__Stated task__: Every line of the material is to be repeated exactly as it stands.

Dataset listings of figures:
--------------------------------

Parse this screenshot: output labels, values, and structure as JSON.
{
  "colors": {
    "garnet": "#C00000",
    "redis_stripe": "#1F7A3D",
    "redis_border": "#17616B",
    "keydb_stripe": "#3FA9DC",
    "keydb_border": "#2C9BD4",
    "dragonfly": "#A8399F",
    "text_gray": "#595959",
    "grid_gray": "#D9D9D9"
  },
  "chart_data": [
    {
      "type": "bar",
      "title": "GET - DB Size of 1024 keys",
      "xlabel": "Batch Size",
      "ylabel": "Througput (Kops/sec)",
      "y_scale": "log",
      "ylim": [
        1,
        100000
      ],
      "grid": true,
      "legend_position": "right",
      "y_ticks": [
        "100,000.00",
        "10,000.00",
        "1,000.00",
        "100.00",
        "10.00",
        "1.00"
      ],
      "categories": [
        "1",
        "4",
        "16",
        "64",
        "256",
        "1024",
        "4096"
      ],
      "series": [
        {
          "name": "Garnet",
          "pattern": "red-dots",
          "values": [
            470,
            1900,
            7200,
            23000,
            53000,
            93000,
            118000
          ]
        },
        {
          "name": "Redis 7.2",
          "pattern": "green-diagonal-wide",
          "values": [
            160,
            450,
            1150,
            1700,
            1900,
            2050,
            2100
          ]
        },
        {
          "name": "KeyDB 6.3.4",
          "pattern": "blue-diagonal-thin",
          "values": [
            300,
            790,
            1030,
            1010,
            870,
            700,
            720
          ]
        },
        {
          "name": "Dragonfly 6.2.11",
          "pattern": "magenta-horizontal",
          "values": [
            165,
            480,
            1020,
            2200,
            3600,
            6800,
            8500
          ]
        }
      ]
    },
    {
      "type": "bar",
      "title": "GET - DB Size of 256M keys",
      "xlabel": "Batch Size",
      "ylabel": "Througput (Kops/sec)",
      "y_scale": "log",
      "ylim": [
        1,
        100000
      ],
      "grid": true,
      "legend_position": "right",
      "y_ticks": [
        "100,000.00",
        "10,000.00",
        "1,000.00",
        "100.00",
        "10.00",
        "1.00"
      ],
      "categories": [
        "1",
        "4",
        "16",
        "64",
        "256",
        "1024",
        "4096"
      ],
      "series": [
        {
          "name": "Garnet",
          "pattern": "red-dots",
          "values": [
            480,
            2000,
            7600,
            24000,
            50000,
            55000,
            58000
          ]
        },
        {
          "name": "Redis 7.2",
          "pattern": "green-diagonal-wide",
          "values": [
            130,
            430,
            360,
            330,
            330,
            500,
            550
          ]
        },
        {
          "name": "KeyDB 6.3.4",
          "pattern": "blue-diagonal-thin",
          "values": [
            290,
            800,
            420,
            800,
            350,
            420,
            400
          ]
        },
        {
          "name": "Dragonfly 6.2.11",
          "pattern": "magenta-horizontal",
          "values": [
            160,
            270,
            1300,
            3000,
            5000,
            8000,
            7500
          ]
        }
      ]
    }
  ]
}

--------------------------------

__The completed task__:
Parse this screenshot: output labels, values, and structure as JSON.
{
  "colors": {
    "garnet": "#C00000",
    "redis_stripe": "#1F7A3D",
    "redis_border": "#17616B",
    "keydb_stripe": "#3FA9DC",
    "keydb_border": "#2C9BD4",
    "dragonfly": "#A8399F",
    "text_gray": "#595959",
    "grid_gray": "#D9D9D9"
  },
  "chart_data": [
    {
      "type": "bar",
      "title": "GET - DB Size of 1024 keys",
      "xlabel": "Batch Size",
      "ylabel": "Througput (Kops/sec)",
      "y_scale": "log",
      "ylim": [
        1,
        100000
      ],
      "grid": true,
      "legend_position": "right",
      "y_ticks": [
        "100,000.00",
        "10,000.00",
        "1,000.00",
        "100.00",
        "10.00",
        "1.00"
      ],
      "categories": [
        "1",
        "4",
        "16",
        "64",
        "256",
        "1024",
        "4096"
      ],
      "series": [
        {
          "name": "Garnet",
          "pattern": "red-dots",
          "values": [
            470,
            1900,
            7200,
            23000,
            53000,
            93000,
            118000
          ]
        },
        {
          "name": "Redis 7.2",
          "pattern": "green-diagonal-wide",
          "values": [
            160,
            450,
            1150,
            1700,
            1900,
            2050,
            2100
          ]
        },
        {
          "name": "KeyDB 6.3.4",
          "pattern": "blue-diagonal-thin",
          "values": [
            300,
            790,
            1030,
            1010,
            870,
            700,
            720
          ]
        },
        {
          "name": "Dragonfly 6.2.11",
          "pattern": "magenta-horizontal",
          "values": [
            165,
            480,
            1020,
            2200,
            3600,
            6800,
            8500
          ]
        }
      ]
    },
    {
      "type": "bar",
      "title": "GET - DB Size of 256M keys",
      "xlabel": "Batch Size",
      "ylabel": "Througput (Kops/sec)",
      "y_scale": "log",
      "ylim": [
        1,
        100000
      ],
      "grid": true,
      "legend_position": "right",
      "y_ticks": [
        "100,000.00",
        "10,000.00",
        "1,000.00",
        "100.00",
        "10.00",
        "1.00"
      ],
      "categories": [
        "1",
        "4",
        "16",
        "64",
        "256",
        "1024",
        "4096"
      ],
      "series": [
        {
          "name": "Garnet",
          "pattern": "red-dots",
          "values": [
            480,
            2000,
            7600,
            24000,
            50000,
            55000,
            58000
          ]
        },
        {
          "name": "Redis 7.2",
          "pattern": "green-diagonal-wide",
          "values": [
            130,
            430,
            360,
            330,
            330,
            500,
            550
          ]
        },
        {
          "name": "KeyDB 6.3.4",
          "pattern": "blue-diagonal-thin",
          "values": [
            290,
            800,
            420,
            800,
            350,
            420,
            400
          ]
        },
        {
          "name": "Dragonfly 6.2.11",
          "pattern": "magenta-horizontal",
          "values": [
            160,
            270,
            1300,
            3000,
            5000,
            8000,
            7500
          ]
        }
      ]
    }
  ]
}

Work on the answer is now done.